__What you need to do__: Give every entry again, unchanged, and leave its images out.
begin
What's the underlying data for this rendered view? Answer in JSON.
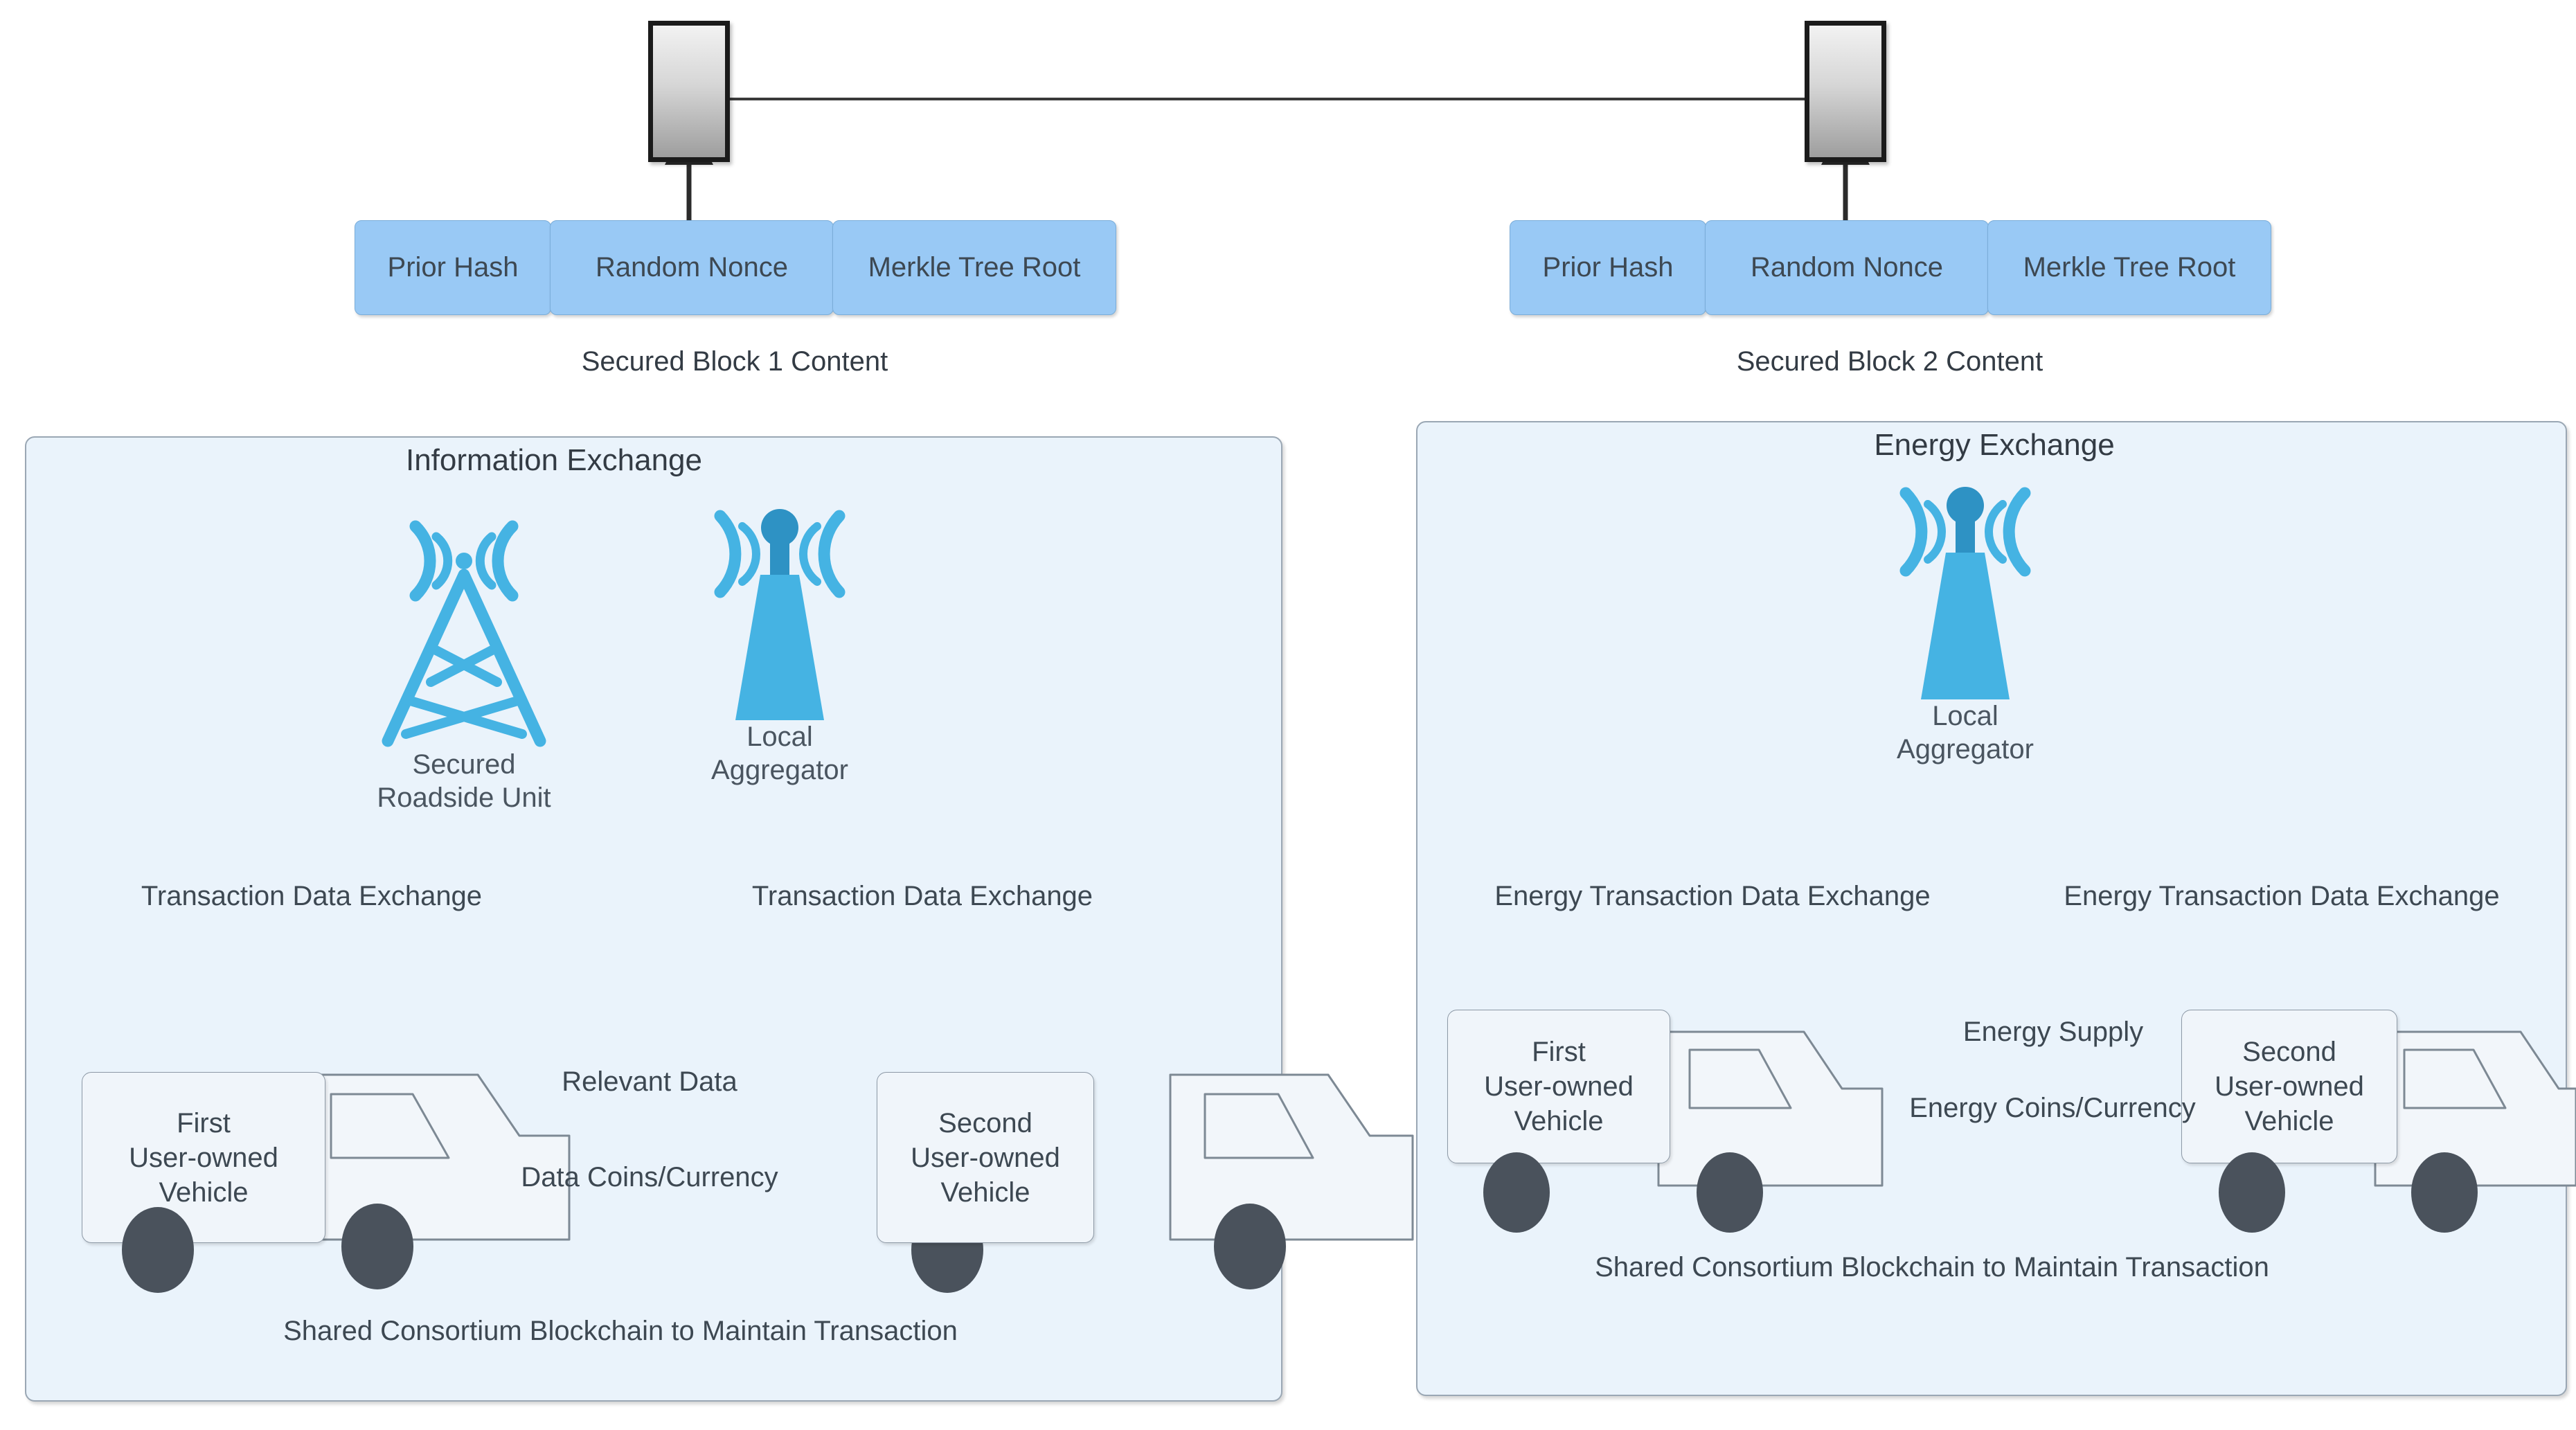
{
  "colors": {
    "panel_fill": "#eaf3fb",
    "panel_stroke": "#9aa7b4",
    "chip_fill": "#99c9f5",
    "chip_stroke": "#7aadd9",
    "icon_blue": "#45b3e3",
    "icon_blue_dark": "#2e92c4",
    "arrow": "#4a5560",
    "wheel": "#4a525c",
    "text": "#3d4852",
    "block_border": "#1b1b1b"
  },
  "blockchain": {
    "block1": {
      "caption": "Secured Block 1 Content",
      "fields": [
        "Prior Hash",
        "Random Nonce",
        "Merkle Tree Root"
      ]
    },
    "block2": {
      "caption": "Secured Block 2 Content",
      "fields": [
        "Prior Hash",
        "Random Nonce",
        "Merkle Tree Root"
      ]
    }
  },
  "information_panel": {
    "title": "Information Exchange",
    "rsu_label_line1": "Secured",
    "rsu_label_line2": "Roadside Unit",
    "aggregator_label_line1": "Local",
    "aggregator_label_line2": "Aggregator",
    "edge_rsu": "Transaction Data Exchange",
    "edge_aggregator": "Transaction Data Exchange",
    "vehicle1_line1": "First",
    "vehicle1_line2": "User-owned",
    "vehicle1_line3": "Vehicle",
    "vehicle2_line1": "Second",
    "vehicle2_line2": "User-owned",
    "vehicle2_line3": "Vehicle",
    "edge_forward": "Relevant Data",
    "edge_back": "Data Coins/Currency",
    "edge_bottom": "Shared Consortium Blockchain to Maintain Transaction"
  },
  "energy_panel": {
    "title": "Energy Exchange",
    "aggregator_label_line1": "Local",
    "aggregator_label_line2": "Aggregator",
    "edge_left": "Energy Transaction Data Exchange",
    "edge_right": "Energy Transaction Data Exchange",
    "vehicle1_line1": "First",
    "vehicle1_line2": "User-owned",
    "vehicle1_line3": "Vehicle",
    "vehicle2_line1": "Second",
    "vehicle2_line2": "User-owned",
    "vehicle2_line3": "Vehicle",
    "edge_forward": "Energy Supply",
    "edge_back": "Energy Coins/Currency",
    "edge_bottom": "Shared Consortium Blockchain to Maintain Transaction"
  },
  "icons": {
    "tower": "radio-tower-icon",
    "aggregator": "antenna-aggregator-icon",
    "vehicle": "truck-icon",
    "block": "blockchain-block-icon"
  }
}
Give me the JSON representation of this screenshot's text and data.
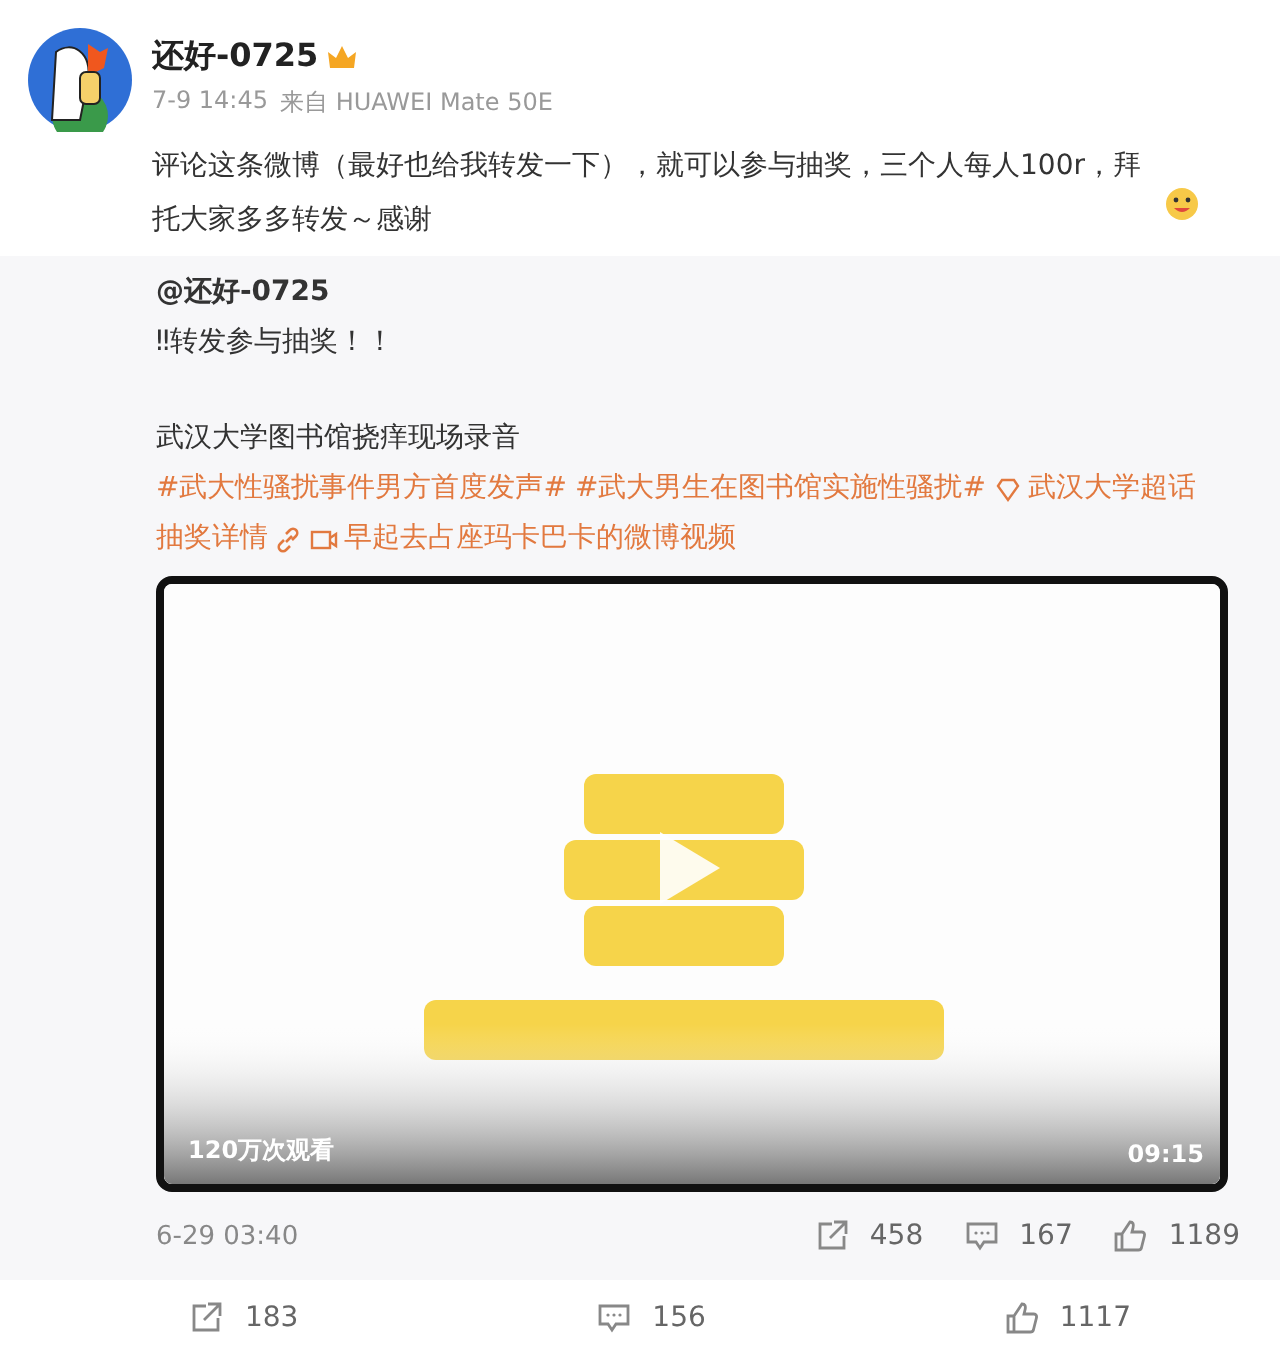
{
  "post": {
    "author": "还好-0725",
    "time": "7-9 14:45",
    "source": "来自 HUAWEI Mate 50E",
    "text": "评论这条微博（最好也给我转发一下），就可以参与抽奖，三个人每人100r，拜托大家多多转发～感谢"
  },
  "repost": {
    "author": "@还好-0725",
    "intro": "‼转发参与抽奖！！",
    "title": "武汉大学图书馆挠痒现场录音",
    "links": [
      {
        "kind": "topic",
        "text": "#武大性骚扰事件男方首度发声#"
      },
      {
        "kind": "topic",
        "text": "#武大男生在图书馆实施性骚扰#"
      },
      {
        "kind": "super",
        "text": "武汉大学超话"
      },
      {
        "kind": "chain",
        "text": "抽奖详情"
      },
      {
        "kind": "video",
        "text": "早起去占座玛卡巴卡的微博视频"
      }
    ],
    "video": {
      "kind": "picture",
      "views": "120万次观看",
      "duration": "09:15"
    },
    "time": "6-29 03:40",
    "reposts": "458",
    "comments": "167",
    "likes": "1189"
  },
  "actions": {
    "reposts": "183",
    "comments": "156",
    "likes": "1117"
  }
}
end
__Solved exercise__:
What's the underlying data for this rendered view? Answer in JSON.
{
  "colors": {
    "panel_fill": "#eaf3fb",
    "panel_stroke": "#9aa7b4",
    "chip_fill": "#99c9f5",
    "chip_stroke": "#7aadd9",
    "icon_blue": "#45b3e3",
    "icon_blue_dark": "#2e92c4",
    "arrow": "#4a5560",
    "wheel": "#4a525c",
    "text": "#3d4852",
    "block_border": "#1b1b1b"
  },
  "blockchain": {
    "block1": {
      "caption": "Secured Block 1 Content",
      "fields": [
        "Prior Hash",
        "Random Nonce",
        "Merkle Tree Root"
      ]
    },
    "block2": {
      "caption": "Secured Block 2 Content",
      "fields": [
        "Prior Hash",
        "Random Nonce",
        "Merkle Tree Root"
      ]
    }
  },
  "information_panel": {
    "title": "Information Exchange",
    "rsu_label_line1": "Secured",
    "rsu_label_line2": "Roadside Unit",
    "aggregator_label_line1": "Local",
    "aggregator_label_line2": "Aggregator",
    "edge_rsu": "Transaction Data Exchange",
    "edge_aggregator": "Transaction Data Exchange",
    "vehicle1_line1": "First",
    "vehicle1_line2": "User-owned",
    "vehicle1_line3": "Vehicle",
    "vehicle2_line1": "Second",
    "vehicle2_line2": "User-owned",
    "vehicle2_line3": "Vehicle",
    "edge_forward": "Relevant Data",
    "edge_back": "Data Coins/Currency",
    "edge_bottom": "Shared Consortium Blockchain to Maintain Transaction"
  },
  "energy_panel": {
    "title": "Energy Exchange",
    "aggregator_label_line1": "Local",
    "aggregator_label_line2": "Aggregator",
    "edge_left": "Energy Transaction Data Exchange",
    "edge_right": "Energy Transaction Data Exchange",
    "vehicle1_line1": "First",
    "vehicle1_line2": "User-owned",
    "vehicle1_line3": "Vehicle",
    "vehicle2_line1": "Second",
    "vehicle2_line2": "User-owned",
    "vehicle2_line3": "Vehicle",
    "edge_forward": "Energy Supply",
    "edge_back": "Energy Coins/Currency",
    "edge_bottom": "Shared Consortium Blockchain to Maintain Transaction"
  },
  "icons": {
    "tower": "radio-tower-icon",
    "aggregator": "antenna-aggregator-icon",
    "vehicle": "truck-icon",
    "block": "blockchain-block-icon"
  }
}
Give me the JSON representation of this screenshot's text and data.
{
  "post": {
    "author": "还好-0725",
    "time": "7-9 14:45",
    "source": "来自 HUAWEI Mate 50E",
    "text": "评论这条微博（最好也给我转发一下），就可以参与抽奖，三个人每人100r，拜托大家多多转发～感谢"
  },
  "repost": {
    "author": "@还好-0725",
    "intro": "‼转发参与抽奖！！",
    "title": "武汉大学图书馆挠痒现场录音",
    "links": [
      {
        "kind": "topic",
        "text": "#武大性骚扰事件男方首度发声#"
      },
      {
        "kind": "topic",
        "text": "#武大男生在图书馆实施性骚扰#"
      },
      {
        "kind": "super",
        "text": "武汉大学超话"
      },
      {
        "kind": "chain",
        "text": "抽奖详情"
      },
      {
        "kind": "video",
        "text": "早起去占座玛卡巴卡的微博视频"
      }
    ],
    "video": {
      "kind": "picture",
      "views": "120万次观看",
      "duration": "09:15"
    },
    "time": "6-29 03:40",
    "reposts": "458",
    "comments": "167",
    "likes": "1189"
  },
  "actions": {
    "reposts": "183",
    "comments": "156",
    "likes": "1117"
  }
}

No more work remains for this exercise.